READING PASSAGE:
# Priming problem



## oldyellr (Feb 16, 2013)

I have an old Duramark 5/23 snowblower with a Tecumseh engine. The last few years it's been very difficult to start, especially for the first time each winter. Last week was the first time this season, when we got a foot of snow. I swear I spent more time trying to start itthan it took to clear the driveway. My usual technique is to put it on full choke, pump the primer a zillion times and give it a few pulls. When I get a sputter, I turn the choke back half-way so it won't die. Usually it doesn't even fire, so I take out the plug, squirt in some ether or a slug of gasoline and repeat. This repeats over and over again until I get more and more sputters and then it eventually stays running. Even after that I have to let it warm up on half choke for a bit, or it dies as soon as I engage the drive or auger. The next time, say a day or two later, it starts just fine first try.

I've worked with small engines, motorcycles, cars, all my life and all I can figure is that it's not getting enough gas in the carb. At first I thought the rubber tubing from the primer button to the carb was split or leaking, but I've replaced it and that's not the case. I even ordered a new primer button in case the old one might be leaking, but what I received was a different one with a hole in it, so I haven't tried it. Near as I can figure out, the "primer" blows air into the float chamber, maybe jiggling the float, but it doesn't seem to be doing the job.

Anyway, I thought I'd post here to see if any of you gurus have ideas. How are these primers supposed to work? Duramark is probably an old Canadian store brand, but I think it's a Noma and I've used Airens parts to maintain the drive. Here is what it looks like:



> http://i.imgur.com/xr84gul.jpg


----------



## Shryp (Jan 1, 2011)

I edited your post to change your picture to a link. It was way too big and made your post very difficult to read.

As for your problem, the primer pushes air into the carb which pressurizes it. The extra pressure then pushes fuel up the main jet. New primers will generally have a hole in the middle because you cover the hole with your finger when you push it, then the hole will vent it when you release and prevent it from pulling fuel back out of the carb.

Have you tried cleaning the carb? Here are some videos of carb cleanings.
http://www.youtube.com/user/donyboy73/videos?query=tecumseh+carb

Usually the main problem is the 3 little tiny holes in the nut that holds the bowl on the carb. You should be able to get away with just dropping the bowl and cleaning that nut and washing out the crud in the bowl. Is the main jet adjusted properly? That is something that came up on another forum recently. Someone screwed it all the way in and closed the jet completely and it caused it not to prime at all.

GIVEN TASK A: Repeat the passage of the snowblower priming thread starting with "Usually the main" and going on through "prime at all.".

(Box coordinate lists)
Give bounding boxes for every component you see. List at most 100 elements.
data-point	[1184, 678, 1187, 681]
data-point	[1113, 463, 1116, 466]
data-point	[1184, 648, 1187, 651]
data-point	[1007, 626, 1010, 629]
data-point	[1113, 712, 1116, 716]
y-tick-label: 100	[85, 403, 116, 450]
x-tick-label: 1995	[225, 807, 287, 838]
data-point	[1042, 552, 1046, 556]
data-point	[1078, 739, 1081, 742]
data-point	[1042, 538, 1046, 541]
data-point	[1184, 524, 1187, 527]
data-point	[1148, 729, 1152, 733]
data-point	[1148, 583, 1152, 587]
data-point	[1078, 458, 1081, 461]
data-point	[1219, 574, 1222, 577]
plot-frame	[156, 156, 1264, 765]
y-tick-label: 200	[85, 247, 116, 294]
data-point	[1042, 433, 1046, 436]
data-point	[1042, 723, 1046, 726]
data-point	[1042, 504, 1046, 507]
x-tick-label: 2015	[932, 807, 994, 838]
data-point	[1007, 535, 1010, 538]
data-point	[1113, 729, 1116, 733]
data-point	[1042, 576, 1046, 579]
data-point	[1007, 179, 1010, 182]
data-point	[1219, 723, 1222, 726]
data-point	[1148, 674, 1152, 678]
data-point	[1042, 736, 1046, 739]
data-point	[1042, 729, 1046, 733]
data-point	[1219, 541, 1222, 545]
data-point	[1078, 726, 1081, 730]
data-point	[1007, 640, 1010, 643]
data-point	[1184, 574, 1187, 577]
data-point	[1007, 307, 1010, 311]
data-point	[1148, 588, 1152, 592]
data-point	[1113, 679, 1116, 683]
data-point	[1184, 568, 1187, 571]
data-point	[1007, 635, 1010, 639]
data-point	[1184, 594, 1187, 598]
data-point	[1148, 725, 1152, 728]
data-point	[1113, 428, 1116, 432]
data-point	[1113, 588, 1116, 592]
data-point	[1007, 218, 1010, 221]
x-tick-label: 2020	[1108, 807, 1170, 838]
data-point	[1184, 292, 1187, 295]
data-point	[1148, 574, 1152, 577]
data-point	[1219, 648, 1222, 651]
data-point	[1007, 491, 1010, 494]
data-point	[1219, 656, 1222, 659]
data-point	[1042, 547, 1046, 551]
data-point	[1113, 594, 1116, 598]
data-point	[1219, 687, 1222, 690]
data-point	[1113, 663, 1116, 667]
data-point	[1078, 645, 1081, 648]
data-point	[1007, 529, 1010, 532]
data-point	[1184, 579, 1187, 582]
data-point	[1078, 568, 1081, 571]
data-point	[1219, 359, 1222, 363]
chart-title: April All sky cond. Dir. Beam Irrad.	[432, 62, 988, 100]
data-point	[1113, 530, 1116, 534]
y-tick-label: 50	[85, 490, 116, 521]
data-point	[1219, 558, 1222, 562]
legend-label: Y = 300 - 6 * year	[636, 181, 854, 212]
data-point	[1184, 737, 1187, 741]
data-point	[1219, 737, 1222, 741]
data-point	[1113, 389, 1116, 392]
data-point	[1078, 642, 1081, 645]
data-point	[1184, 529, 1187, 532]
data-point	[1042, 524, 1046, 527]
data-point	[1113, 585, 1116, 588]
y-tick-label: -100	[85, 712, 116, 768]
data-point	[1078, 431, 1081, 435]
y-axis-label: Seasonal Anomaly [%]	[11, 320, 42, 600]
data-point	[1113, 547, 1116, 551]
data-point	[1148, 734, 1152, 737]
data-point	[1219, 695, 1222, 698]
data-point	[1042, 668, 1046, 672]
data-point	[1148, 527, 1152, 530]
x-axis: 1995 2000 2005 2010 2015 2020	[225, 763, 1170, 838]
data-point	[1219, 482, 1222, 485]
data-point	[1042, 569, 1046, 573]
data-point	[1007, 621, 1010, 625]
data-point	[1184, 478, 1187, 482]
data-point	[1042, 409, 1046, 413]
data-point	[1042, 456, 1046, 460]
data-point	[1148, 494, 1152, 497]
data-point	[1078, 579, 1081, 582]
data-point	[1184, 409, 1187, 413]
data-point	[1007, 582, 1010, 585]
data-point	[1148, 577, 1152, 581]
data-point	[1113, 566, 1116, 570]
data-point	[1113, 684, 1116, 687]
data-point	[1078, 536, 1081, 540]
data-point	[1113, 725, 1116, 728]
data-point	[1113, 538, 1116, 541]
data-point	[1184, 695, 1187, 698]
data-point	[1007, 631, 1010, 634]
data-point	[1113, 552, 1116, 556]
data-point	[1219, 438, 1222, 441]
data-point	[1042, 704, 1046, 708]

GIVEN TASK B: Edit the box coordinate lists starting with the first line and going on through the line with "552, 1046, 556]", replacing "data-point" with "point" and leaving everything else unchanged. Give only those lines.

CORRECT OUTPUT A:
Usually the main problem is the 3 little tiny holes in the nut that holds the bowl on the carb. You should be able to get away with just dropping the bowl and cleaning that nut and washing out the crud in the bowl. Is the main jet adjusted properly? That is something that came up on another forum recently. Someone screwed it all the way in and closed the jet completely and it caused it not to prime at all.

CORRECT OUTPUT B:
Give bounding boxes for every component you see. List at most 100 elements.
point	[1184, 678, 1187, 681]
point	[1113, 463, 1116, 466]
point	[1184, 648, 1187, 651]
point	[1007, 626, 1010, 629]
point	[1113, 712, 1116, 716]
y-tick-label: 100	[85, 403, 116, 450]
x-tick-label: 1995	[225, 807, 287, 838]
point	[1042, 552, 1046, 556]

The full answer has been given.